* _SHORT PROBLEM_
Can you give every line of the material below, from its first line through the line containing "bookmark-icon[interactable] <box>2237 344", both included, as a numbered list with blank lines omitted?
════════════════
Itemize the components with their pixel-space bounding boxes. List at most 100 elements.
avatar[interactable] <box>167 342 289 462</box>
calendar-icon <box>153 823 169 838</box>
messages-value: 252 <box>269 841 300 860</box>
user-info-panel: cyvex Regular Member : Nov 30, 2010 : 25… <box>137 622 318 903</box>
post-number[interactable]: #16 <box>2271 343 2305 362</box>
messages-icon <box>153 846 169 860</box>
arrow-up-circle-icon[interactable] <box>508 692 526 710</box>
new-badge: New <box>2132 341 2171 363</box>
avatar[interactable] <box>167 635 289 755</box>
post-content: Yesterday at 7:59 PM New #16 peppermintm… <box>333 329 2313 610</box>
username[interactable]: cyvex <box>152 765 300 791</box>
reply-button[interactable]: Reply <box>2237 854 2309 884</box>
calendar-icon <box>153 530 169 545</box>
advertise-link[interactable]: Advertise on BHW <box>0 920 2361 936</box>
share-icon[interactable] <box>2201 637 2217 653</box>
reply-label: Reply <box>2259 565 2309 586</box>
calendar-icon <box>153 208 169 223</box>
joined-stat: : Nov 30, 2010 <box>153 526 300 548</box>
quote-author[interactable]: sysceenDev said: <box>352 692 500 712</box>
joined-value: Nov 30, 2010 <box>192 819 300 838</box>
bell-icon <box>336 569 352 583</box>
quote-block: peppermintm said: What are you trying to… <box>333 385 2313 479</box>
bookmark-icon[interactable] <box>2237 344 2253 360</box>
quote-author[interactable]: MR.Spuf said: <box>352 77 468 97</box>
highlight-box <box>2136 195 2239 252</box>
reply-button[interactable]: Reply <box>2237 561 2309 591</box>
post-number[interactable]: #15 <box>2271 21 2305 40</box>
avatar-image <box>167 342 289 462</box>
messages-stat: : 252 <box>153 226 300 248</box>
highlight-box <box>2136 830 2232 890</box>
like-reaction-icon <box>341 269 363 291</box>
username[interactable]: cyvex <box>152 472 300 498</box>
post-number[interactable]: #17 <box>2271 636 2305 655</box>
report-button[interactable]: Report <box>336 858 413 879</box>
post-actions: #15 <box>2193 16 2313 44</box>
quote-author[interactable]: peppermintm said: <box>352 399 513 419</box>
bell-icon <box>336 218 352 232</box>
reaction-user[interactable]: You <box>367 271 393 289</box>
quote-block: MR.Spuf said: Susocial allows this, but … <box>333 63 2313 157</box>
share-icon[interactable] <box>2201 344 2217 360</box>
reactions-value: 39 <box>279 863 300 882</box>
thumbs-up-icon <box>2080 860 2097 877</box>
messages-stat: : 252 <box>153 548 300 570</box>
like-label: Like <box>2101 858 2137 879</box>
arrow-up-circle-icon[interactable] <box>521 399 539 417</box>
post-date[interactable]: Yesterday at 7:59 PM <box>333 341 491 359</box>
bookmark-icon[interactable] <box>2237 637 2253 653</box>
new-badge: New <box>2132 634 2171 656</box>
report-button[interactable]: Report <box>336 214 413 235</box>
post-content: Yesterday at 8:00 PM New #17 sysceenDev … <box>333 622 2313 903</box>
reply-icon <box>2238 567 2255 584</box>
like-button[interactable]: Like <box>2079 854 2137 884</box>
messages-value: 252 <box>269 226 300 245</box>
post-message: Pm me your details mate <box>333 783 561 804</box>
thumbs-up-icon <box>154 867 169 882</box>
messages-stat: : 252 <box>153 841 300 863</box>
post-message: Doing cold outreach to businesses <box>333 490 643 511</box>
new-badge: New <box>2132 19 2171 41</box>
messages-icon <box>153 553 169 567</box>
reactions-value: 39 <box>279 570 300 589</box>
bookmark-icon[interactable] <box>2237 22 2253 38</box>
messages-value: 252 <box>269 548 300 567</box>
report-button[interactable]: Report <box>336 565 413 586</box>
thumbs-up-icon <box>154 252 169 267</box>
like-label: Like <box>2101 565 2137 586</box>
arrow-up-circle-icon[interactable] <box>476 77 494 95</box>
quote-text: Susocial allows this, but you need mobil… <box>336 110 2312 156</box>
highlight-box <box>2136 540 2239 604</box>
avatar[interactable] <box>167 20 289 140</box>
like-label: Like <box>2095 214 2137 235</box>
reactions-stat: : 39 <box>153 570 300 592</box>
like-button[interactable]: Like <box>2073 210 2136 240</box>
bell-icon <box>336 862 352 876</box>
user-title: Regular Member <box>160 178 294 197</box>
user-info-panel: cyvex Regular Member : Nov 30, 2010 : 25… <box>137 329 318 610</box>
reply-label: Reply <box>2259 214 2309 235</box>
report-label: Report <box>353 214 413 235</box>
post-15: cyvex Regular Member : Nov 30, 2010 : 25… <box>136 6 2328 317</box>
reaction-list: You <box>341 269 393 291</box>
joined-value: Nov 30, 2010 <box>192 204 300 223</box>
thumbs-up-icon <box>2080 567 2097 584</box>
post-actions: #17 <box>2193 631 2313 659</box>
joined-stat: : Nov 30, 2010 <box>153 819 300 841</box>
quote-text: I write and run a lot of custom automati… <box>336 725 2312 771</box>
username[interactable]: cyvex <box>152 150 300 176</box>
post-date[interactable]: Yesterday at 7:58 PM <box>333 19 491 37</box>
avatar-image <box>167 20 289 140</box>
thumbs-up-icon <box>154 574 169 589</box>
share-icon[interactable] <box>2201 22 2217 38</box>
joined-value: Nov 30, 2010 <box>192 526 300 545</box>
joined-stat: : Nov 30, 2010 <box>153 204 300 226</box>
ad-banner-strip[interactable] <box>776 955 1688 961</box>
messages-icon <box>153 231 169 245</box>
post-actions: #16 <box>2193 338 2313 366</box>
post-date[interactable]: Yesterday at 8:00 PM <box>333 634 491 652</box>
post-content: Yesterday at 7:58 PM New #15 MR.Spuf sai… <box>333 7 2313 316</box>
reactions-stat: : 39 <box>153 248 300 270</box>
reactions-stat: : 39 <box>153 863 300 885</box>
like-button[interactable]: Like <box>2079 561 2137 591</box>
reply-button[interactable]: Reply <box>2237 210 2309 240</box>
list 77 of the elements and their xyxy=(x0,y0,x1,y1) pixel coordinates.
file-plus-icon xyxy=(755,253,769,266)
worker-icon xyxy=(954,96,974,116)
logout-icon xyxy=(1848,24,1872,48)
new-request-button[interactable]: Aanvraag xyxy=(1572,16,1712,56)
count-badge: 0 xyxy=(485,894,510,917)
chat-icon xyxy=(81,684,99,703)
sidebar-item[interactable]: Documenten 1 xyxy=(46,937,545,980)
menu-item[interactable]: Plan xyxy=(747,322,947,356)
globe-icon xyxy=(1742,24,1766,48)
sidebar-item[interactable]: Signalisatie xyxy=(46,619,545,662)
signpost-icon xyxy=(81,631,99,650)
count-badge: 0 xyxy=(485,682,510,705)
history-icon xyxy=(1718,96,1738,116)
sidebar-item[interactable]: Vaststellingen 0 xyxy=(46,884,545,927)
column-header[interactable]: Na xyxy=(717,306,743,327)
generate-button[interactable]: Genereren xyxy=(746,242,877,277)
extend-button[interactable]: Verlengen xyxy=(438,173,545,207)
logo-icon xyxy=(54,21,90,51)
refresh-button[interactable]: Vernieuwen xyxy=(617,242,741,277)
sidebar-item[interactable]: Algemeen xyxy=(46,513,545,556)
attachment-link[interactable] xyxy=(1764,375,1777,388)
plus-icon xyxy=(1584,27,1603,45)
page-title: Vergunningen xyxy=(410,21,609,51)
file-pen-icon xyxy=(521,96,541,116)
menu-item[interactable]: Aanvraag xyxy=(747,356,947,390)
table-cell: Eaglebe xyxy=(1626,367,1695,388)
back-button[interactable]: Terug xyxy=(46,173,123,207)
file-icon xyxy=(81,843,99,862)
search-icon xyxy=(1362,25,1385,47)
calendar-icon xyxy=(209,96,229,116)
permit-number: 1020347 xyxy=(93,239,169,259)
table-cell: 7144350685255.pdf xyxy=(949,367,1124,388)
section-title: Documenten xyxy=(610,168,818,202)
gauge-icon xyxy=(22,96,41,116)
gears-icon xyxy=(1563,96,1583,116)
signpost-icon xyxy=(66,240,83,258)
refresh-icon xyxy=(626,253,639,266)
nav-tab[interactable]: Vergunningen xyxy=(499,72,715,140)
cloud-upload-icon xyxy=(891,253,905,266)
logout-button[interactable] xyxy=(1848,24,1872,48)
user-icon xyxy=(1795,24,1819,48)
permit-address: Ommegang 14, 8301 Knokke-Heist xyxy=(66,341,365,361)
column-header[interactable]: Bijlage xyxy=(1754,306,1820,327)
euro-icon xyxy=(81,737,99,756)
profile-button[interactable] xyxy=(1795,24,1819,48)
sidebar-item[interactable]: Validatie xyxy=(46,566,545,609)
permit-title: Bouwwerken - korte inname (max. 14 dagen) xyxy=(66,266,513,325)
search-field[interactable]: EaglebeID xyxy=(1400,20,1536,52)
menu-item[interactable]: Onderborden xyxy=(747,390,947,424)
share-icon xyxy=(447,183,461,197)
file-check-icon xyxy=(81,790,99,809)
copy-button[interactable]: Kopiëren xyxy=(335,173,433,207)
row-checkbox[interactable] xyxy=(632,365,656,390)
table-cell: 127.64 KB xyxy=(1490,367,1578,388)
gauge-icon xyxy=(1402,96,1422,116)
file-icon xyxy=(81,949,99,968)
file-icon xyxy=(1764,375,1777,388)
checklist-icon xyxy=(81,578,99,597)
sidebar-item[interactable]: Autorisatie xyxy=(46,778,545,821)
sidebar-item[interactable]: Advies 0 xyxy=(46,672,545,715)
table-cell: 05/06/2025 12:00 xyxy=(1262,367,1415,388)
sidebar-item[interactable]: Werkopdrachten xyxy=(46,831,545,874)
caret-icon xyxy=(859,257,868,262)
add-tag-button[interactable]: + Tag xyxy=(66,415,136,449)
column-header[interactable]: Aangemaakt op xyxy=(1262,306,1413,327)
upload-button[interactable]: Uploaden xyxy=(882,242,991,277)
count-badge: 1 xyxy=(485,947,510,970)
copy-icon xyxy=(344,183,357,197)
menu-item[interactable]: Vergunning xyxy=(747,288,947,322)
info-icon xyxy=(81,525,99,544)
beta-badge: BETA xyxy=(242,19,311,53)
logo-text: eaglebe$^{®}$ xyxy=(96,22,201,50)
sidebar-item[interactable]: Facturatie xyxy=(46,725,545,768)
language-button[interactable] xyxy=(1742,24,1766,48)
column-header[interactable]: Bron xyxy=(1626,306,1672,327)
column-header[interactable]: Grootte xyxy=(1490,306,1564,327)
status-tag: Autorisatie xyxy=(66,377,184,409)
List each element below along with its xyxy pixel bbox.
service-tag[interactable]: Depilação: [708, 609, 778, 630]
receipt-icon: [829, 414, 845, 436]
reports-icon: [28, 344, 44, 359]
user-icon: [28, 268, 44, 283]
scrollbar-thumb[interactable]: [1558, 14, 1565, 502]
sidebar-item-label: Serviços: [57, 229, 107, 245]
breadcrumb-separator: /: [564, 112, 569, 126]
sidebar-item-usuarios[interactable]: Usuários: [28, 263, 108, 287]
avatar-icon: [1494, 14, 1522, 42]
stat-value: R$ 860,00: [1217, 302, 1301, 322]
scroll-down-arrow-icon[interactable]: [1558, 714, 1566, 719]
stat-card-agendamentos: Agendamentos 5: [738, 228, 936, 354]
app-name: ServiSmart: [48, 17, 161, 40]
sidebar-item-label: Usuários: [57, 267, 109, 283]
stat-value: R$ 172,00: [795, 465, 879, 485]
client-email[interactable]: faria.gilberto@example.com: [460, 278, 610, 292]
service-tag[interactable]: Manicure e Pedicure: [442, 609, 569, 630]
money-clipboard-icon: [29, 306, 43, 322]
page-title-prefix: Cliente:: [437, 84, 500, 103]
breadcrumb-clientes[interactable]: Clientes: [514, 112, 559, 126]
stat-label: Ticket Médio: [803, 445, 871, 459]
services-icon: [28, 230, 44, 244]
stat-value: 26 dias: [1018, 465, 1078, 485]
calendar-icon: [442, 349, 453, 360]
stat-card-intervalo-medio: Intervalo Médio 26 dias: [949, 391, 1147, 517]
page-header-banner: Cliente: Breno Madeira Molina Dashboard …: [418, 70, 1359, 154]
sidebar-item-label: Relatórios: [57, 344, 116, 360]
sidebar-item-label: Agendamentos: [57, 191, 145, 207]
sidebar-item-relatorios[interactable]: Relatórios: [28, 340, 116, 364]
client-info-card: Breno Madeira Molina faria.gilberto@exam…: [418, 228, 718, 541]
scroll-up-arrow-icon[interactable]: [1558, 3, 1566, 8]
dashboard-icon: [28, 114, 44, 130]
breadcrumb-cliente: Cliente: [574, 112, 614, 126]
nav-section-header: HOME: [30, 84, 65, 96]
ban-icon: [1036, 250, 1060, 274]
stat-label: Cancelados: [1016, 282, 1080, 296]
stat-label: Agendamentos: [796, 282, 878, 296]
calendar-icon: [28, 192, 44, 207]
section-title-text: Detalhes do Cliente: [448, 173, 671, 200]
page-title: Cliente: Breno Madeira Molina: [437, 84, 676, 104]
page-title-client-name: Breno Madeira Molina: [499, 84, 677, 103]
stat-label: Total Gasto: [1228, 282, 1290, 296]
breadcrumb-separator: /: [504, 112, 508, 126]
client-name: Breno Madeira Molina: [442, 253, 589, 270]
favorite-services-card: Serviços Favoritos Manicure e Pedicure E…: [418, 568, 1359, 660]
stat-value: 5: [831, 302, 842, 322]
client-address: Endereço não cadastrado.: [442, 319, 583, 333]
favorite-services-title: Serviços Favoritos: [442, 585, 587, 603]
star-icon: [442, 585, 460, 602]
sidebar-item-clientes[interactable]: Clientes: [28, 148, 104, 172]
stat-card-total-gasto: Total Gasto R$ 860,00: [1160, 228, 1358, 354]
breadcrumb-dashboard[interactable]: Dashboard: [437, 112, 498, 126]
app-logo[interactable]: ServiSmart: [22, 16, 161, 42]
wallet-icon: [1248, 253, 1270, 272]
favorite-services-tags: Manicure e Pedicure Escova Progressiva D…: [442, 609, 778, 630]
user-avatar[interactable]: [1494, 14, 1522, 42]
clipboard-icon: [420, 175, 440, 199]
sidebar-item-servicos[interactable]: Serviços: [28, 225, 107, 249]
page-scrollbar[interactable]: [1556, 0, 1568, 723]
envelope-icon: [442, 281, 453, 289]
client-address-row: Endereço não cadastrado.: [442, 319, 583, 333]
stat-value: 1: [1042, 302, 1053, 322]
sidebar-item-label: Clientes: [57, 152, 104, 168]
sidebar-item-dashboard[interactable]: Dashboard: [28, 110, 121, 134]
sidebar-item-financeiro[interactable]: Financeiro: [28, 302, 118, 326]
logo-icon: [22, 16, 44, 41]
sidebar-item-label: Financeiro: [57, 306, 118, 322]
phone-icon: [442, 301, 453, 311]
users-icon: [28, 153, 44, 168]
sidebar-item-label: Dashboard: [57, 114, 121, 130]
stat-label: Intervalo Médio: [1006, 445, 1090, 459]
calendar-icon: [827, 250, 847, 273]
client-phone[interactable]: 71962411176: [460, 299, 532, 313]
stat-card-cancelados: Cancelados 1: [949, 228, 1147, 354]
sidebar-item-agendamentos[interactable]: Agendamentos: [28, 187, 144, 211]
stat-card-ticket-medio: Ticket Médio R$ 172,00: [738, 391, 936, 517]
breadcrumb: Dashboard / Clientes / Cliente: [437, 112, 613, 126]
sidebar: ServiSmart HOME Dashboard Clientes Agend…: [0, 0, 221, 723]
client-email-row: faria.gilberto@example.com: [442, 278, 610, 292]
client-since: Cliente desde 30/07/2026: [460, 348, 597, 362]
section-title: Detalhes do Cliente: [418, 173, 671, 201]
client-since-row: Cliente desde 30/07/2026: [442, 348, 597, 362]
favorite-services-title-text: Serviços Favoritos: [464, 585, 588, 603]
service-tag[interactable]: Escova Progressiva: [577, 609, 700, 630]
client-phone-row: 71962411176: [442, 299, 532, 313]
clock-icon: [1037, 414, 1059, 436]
════════════════
* _RESPONSE TO THIS EXERCISE_
1. Itemize the components with their pixel-space bounding boxes. List at most 100 elements.
2. avatar[interactable] <box>167 342 289 462</box>
3. calendar-icon <box>153 823 169 838</box>
4. messages-value: 252 <box>269 841 300 860</box>
5. user-info-panel: cyvex Regular Member : Nov 30, 2010 : 25… <box>137 622 318 903</box>
6. post-number[interactable]: #16 <box>2271 343 2305 362</box>
7. messages-icon <box>153 846 169 860</box>
8. arrow-up-circle-icon[interactable] <box>508 692 526 710</box>
9. new-badge: New <box>2132 341 2171 363</box>
10. avatar[interactable] <box>167 635 289 755</box>
11. post-content: Yesterday at 7:59 PM New #16 peppermintm… <box>333 329 2313 610</box>
12. username[interactable]: cyvex <box>152 765 300 791</box>
13. reply-button[interactable]: Reply <box>2237 854 2309 884</box>
14. calendar-icon <box>153 530 169 545</box>
15. advertise-link[interactable]: Advertise on BHW <box>0 920 2361 936</box>
16. share-icon[interactable] <box>2201 637 2217 653</box>
17. reply-label: Reply <box>2259 565 2309 586</box>
18. calendar-icon <box>153 208 169 223</box>
19. joined-stat: : Nov 30, 2010 <box>153 526 300 548</box>
20. quote-author[interactable]: sysceenDev said: <box>352 692 500 712</box>
21. joined-value: Nov 30, 2010 <box>192 819 300 838</box>
22. bell-icon <box>336 569 352 583</box>
23. quote-block: peppermintm said: What are you trying to… <box>333 385 2313 479</box>
24. bookmark-icon[interactable] <box>2237 344 2253 360</box>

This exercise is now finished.